Task to carry out - Rewrite all of the material below, replacing "text-line" with "line-of-text" and keeping everything else the same. Leave the pictures out of your answer.

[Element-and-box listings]
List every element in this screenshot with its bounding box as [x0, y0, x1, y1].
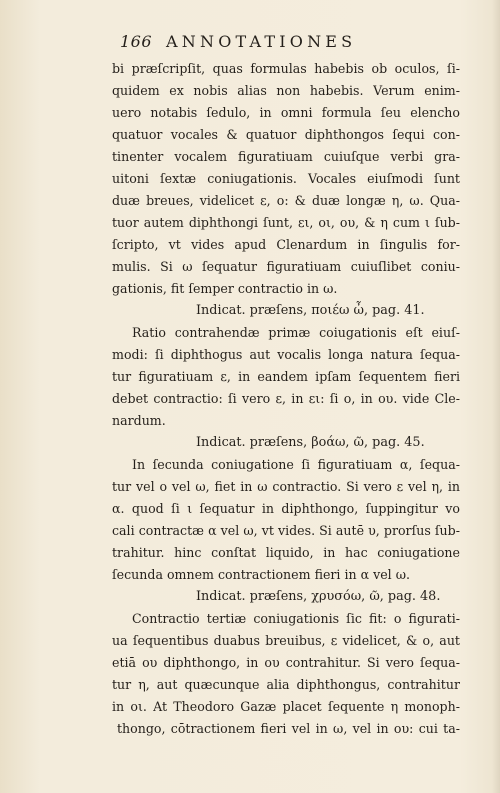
text-line: etiā ου diphthongo, in ου contrahitur. Si vero ſequa- [112, 655, 460, 670]
text-line: mulis. Si ω ſequatur figuratiuam cuiuſlibet coniu- [112, 259, 460, 274]
text-line: gationis, fit ſemper contractio in ω. [112, 281, 338, 296]
text-line: duæ breues, videlicet ε, ο: & duæ longæ η, ω. Qua- [112, 193, 460, 208]
text-line: nardum. [112, 413, 166, 428]
text-line: tinenter vocalem figuratiuam cuiuſque verbi gra- [112, 149, 460, 164]
text-line: tur vel ο vel ω, fiet in ω contractio. Si vero ε vel η, in [112, 479, 460, 494]
text-line: quatuor vocales & quatuor diphthongos ſequi con- [112, 127, 460, 142]
page-edge-shadow [492, 0, 500, 793]
text-line: Contractio tertiæ coniugationis ſic fit: ο figurati- [132, 611, 460, 626]
text-line: modi: ſi diphthogus aut vocalis longa natura ſequa- [112, 347, 460, 362]
text-line: cali contractæ α vel ω, vt vides. Si autē υ, prorſus ſub- [112, 523, 460, 538]
section-heading-line: Indicat. præſens, ποιέω ὦ, pag. 41. [196, 303, 425, 318]
running-title: ANNOTATIONES [166, 32, 357, 51]
text-line: Ratio contrahendæ primæ coiugationis eſt eiuſ- [132, 325, 460, 340]
text-line: uitoni ſextæ coniugationis. Vocales eiuſmodi ſunt [112, 171, 460, 186]
text-line: uero notabis ſedulo, in omni formula ſeu elencho [112, 105, 460, 120]
text-line: quidem ex nobis alias non habebis. Verum enim- [112, 83, 460, 98]
text-line: trahitur. hinc conſtat liquido, in hac coniugatione [112, 545, 460, 560]
page-header [120, 32, 450, 56]
section-heading-line: Indicat. præſens, βοάω, ῶ, pag. 45. [196, 435, 425, 450]
text-line: α. quod ſi ι ſequatur in diphthongo, ſuppingitur vo [112, 501, 460, 516]
body-text [112, 58, 460, 740]
page-number: 166 [120, 32, 153, 51]
text-line: in οι. At Theodoro Gazæ placet ſequente η monoph- [112, 699, 460, 714]
text-line: ſecunda omnem contractionem fieri in α vel ω. [112, 567, 410, 582]
text-line: ſcripto, vt vides apud Clenardum in ſingulis for- [112, 237, 460, 252]
text-line: bi præſcripſit, quas formulas habebis ob oculos, ſi- [112, 61, 460, 76]
section-heading-line: Indicat. præſens, χρυσόω, ῶ, pag. 48. [196, 589, 441, 604]
text-line: tuor autem diphthongi ſunt, ει, οι, ου, & η cum ι ſub- [112, 215, 460, 230]
text-line: tur figuratiuam ε, in eandem ipſam ſequentem fieri [112, 369, 460, 384]
text-line: thongo, cōtractionem fieri vel in ω, vel in ου: cui ta- [117, 721, 460, 736]
text-line: debet contractio: ſi vero ε, in ει: ſi ο, in ου. vide Cle- [112, 391, 460, 406]
text-line: In ſecunda coniugatione ſi figuratiuam α, ſequa- [132, 457, 460, 472]
text-line: ua ſequentibus duabus breuibus, ε videlicet, & ο, aut [112, 633, 460, 648]
text-line: tur η, aut quæcunque alia diphthongus, contrahitur [112, 677, 460, 692]
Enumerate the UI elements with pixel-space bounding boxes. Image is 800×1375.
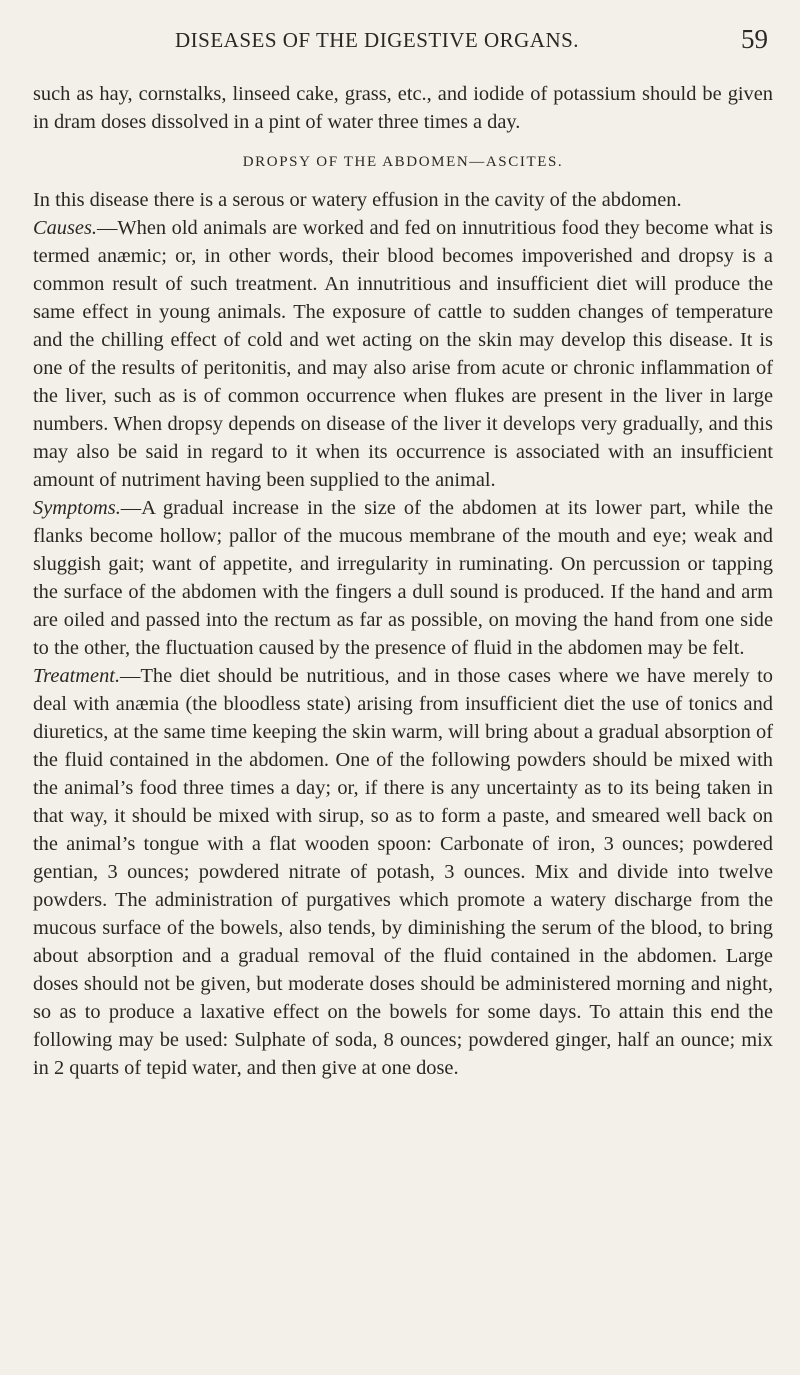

Task result -
List every element in this screenshot with its bounding box as [x0, y0, x1, y1].
line-of-text: etiā ου diphthongo, in ου contrahitur. Si vero ſequa- [112, 655, 460, 670]
line-of-text: mulis. Si ω ſequatur figuratiuam cuiuſlibet coniu- [112, 259, 460, 274]
line-of-text: gationis, fit ſemper contractio in ω. [112, 281, 338, 296]
line-of-text: duæ breues, videlicet ε, ο: & duæ longæ η, ω. Qua- [112, 193, 460, 208]
line-of-text: nardum. [112, 413, 166, 428]
line-of-text: tinenter vocalem figuratiuam cuiuſque verbi gra- [112, 149, 460, 164]
line-of-text: tur vel ο vel ω, fiet in ω contractio. Si vero ε vel η, in [112, 479, 460, 494]
line-of-text: quatuor vocales & quatuor diphthongos ſequi con- [112, 127, 460, 142]
page-edge-shadow [492, 0, 500, 793]
line-of-text: Contractio tertiæ coniugationis ſic fit: ο figurati- [132, 611, 460, 626]
line-of-text: modi: ſi diphthogus aut vocalis longa natura ſequa- [112, 347, 460, 362]
line-of-text: cali contractæ α vel ω, vt vides. Si autē υ, prorſus ſub- [112, 523, 460, 538]
section-heading-line: Indicat. præſens, ποιέω ὦ, pag. 41. [196, 303, 425, 318]
running-title: ANNOTATIONES [166, 32, 357, 51]
line-of-text: Ratio contrahendæ primæ coiugationis eſt eiuſ- [132, 325, 460, 340]
line-of-text: uitoni ſextæ coniugationis. Vocales eiuſmodi ſunt [112, 171, 460, 186]
line-of-text: uero notabis ſedulo, in omni formula ſeu elencho [112, 105, 460, 120]
line-of-text: quidem ex nobis alias non habebis. Verum enim- [112, 83, 460, 98]
line-of-text: trahitur. hinc conſtat liquido, in hac coniugatione [112, 545, 460, 560]
page-header [120, 32, 450, 56]
section-heading-line: Indicat. præſens, βοάω, ῶ, pag. 45. [196, 435, 425, 450]
line-of-text: α. quod ſi ι ſequatur in diphthongo, ſuppingitur vo [112, 501, 460, 516]
body-text [112, 58, 460, 740]
page-number: 166 [120, 32, 153, 51]
line-of-text: in οι. At Theodoro Gazæ placet ſequente η monoph- [112, 699, 460, 714]
line-of-text: ſecunda omnem contractionem fieri in α vel ω. [112, 567, 410, 582]
line-of-text: ſcripto, vt vides apud Clenardum in ſingulis for- [112, 237, 460, 252]
line-of-text: bi præſcripſit, quas formulas habebis ob oculos, ſi- [112, 61, 460, 76]
section-heading-line: Indicat. præſens, χρυσόω, ῶ, pag. 48. [196, 589, 441, 604]
line-of-text: tuor autem diphthongi ſunt, ει, οι, ου, & η cum ι ſub- [112, 215, 460, 230]
line-of-text: tur figuratiuam ε, in eandem ipſam ſequentem fieri [112, 369, 460, 384]
line-of-text: thongo, cōtractionem fieri vel in ω, vel in ου: cui ta- [117, 721, 460, 736]
line-of-text: debet contractio: ſi vero ε, in ει: ſi ο, in ου. vide Cle- [112, 391, 460, 406]
line-of-text: In ſecunda coniugatione ſi figuratiuam α, ſequa- [132, 457, 460, 472]
line-of-text: ua ſequentibus duabus breuibus, ε videlicet, & ο, aut [112, 633, 460, 648]
line-of-text: tur η, aut quæcunque alia diphthongus, contrahitur [112, 677, 460, 692]
Enumerate the UI elements with pixel-space bounding boxes. Image is 800×1375.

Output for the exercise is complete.